[Saved data entries]
* * * * *

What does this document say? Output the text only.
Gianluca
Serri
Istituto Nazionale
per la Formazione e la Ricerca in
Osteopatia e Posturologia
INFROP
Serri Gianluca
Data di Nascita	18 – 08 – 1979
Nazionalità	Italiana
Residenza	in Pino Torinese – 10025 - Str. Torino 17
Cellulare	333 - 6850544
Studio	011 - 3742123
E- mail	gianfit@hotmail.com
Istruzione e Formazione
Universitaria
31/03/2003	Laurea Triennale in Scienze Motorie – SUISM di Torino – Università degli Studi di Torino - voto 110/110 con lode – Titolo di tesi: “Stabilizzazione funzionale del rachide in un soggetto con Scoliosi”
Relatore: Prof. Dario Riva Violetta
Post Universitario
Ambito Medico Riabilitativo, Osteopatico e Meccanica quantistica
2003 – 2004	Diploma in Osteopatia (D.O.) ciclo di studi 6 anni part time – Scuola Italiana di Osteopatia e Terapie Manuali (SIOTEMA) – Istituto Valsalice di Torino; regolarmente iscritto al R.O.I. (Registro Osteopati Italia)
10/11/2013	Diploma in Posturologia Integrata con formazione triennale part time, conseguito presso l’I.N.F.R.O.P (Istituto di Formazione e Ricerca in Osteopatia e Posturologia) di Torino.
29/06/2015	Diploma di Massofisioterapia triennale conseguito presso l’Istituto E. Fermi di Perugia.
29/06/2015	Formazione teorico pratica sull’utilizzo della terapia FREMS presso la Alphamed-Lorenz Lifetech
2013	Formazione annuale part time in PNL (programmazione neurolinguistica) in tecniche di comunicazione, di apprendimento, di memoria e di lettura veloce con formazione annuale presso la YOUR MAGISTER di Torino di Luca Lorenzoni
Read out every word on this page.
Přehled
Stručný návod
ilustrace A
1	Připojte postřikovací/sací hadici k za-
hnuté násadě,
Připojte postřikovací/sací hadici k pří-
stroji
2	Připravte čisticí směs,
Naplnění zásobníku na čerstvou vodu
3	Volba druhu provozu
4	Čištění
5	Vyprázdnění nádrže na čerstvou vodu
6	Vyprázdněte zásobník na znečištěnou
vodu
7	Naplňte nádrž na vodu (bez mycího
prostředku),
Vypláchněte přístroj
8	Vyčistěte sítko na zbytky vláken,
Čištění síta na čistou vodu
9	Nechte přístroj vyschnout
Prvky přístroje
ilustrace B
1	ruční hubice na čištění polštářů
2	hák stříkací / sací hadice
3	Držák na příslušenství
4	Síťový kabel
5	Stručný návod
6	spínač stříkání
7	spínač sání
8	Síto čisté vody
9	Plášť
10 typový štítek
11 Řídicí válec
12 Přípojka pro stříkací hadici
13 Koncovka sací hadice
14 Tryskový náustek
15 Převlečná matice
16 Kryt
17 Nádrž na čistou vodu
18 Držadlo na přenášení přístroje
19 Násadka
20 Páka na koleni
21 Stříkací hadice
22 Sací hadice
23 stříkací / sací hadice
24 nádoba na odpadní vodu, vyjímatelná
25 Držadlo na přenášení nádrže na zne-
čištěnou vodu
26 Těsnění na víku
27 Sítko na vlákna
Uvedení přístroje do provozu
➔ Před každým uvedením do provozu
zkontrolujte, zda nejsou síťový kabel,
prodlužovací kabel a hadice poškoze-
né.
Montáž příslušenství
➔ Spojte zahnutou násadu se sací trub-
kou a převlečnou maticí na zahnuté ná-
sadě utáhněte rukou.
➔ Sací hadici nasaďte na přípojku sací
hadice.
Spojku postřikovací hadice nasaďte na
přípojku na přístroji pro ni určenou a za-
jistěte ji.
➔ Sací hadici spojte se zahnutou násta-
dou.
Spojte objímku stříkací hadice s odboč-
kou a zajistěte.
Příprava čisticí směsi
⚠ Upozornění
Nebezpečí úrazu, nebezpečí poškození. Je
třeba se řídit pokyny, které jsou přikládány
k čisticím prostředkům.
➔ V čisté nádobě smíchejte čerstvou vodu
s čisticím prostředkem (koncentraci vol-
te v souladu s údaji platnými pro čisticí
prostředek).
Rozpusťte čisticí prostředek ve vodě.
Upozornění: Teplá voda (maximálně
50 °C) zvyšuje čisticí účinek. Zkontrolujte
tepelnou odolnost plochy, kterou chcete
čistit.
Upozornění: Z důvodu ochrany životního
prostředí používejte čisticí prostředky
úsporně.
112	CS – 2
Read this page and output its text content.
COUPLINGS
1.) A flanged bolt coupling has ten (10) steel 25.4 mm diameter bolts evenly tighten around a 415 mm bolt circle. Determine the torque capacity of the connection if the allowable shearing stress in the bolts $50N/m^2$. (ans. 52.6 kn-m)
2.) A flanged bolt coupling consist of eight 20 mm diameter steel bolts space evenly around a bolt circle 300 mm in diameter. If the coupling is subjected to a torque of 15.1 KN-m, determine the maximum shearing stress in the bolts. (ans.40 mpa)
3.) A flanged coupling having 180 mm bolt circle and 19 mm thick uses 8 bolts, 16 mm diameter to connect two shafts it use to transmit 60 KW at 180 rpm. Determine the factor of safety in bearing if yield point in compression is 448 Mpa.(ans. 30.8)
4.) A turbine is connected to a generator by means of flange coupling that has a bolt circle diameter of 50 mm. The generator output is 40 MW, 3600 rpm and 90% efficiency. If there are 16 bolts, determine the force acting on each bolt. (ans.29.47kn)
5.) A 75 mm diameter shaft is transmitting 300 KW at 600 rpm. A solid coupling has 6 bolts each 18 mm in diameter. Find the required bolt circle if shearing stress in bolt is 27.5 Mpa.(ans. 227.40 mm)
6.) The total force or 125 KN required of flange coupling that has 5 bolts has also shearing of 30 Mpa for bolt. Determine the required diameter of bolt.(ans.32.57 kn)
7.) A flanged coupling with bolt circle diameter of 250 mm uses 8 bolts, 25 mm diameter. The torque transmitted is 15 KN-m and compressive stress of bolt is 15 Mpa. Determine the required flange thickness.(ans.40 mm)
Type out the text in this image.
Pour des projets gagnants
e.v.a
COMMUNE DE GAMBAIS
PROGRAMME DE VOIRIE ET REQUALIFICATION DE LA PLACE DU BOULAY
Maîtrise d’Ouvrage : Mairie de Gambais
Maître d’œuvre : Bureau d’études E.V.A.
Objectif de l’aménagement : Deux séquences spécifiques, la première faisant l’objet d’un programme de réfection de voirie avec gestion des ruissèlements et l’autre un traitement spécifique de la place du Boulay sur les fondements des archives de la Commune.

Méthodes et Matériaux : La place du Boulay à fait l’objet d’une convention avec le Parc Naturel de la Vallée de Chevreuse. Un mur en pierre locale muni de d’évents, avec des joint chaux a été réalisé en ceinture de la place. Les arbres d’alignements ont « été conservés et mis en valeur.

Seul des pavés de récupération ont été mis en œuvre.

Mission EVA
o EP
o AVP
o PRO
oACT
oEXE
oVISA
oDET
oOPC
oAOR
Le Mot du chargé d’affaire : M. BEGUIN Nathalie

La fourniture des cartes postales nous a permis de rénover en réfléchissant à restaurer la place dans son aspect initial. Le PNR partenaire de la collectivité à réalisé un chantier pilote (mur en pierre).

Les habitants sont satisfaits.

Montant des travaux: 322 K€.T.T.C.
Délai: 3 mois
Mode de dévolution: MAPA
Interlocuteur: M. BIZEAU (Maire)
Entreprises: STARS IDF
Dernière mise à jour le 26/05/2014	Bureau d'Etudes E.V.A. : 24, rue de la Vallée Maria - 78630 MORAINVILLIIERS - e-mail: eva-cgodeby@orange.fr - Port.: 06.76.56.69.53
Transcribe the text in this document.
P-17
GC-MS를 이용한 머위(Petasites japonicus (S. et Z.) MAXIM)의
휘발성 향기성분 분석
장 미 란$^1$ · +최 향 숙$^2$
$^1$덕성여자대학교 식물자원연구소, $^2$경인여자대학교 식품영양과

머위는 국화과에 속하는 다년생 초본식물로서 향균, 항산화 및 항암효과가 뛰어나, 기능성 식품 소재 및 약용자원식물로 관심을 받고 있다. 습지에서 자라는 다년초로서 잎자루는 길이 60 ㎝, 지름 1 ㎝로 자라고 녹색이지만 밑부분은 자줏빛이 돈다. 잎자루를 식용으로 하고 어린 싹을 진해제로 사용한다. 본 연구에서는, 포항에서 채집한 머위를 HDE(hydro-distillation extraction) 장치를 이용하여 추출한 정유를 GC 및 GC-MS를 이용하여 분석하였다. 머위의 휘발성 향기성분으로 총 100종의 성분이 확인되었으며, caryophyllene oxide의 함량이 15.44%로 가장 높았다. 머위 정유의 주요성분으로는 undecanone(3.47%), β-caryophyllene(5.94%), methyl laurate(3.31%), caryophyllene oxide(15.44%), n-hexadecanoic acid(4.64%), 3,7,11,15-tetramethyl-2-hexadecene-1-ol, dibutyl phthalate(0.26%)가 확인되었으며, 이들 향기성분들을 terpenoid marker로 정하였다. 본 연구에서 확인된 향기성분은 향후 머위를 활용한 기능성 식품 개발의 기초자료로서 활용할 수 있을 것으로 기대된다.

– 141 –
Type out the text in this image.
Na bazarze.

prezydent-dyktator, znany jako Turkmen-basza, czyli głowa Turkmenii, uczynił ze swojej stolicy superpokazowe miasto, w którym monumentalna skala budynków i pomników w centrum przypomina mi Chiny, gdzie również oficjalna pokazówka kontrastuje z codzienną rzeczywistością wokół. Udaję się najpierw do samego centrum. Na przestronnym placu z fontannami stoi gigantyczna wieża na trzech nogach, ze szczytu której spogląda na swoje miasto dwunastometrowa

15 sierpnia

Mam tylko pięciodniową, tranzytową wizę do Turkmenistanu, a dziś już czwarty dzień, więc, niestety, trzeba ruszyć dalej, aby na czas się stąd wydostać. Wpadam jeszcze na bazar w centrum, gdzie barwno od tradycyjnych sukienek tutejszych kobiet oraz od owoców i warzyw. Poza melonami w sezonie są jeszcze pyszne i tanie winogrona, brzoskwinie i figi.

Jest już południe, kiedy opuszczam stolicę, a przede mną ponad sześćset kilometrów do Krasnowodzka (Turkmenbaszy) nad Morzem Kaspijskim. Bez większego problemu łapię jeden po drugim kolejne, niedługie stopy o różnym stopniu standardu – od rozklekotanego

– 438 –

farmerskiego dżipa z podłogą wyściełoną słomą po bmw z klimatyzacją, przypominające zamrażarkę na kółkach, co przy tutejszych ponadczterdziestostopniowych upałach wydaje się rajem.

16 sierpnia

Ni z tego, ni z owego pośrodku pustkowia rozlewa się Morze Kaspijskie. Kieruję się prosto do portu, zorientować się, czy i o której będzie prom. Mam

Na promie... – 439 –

* * * * *

EXERCISE: From the listing, copy every line where the string "conseguito" appears.

ANSWER TO THE EXERCISE:
10/11/2013	Diploma in Posturologia Integrata con formazione triennale part time, conseguito presso l’I.N.F.R.O.P (Istituto di Formazione e Ricerca in Osteopatia e Posturologia) di Torino.
29/06/2015	Diploma di Massofisioterapia triennale conseguito presso l’Istituto E. Fermi di Perugia.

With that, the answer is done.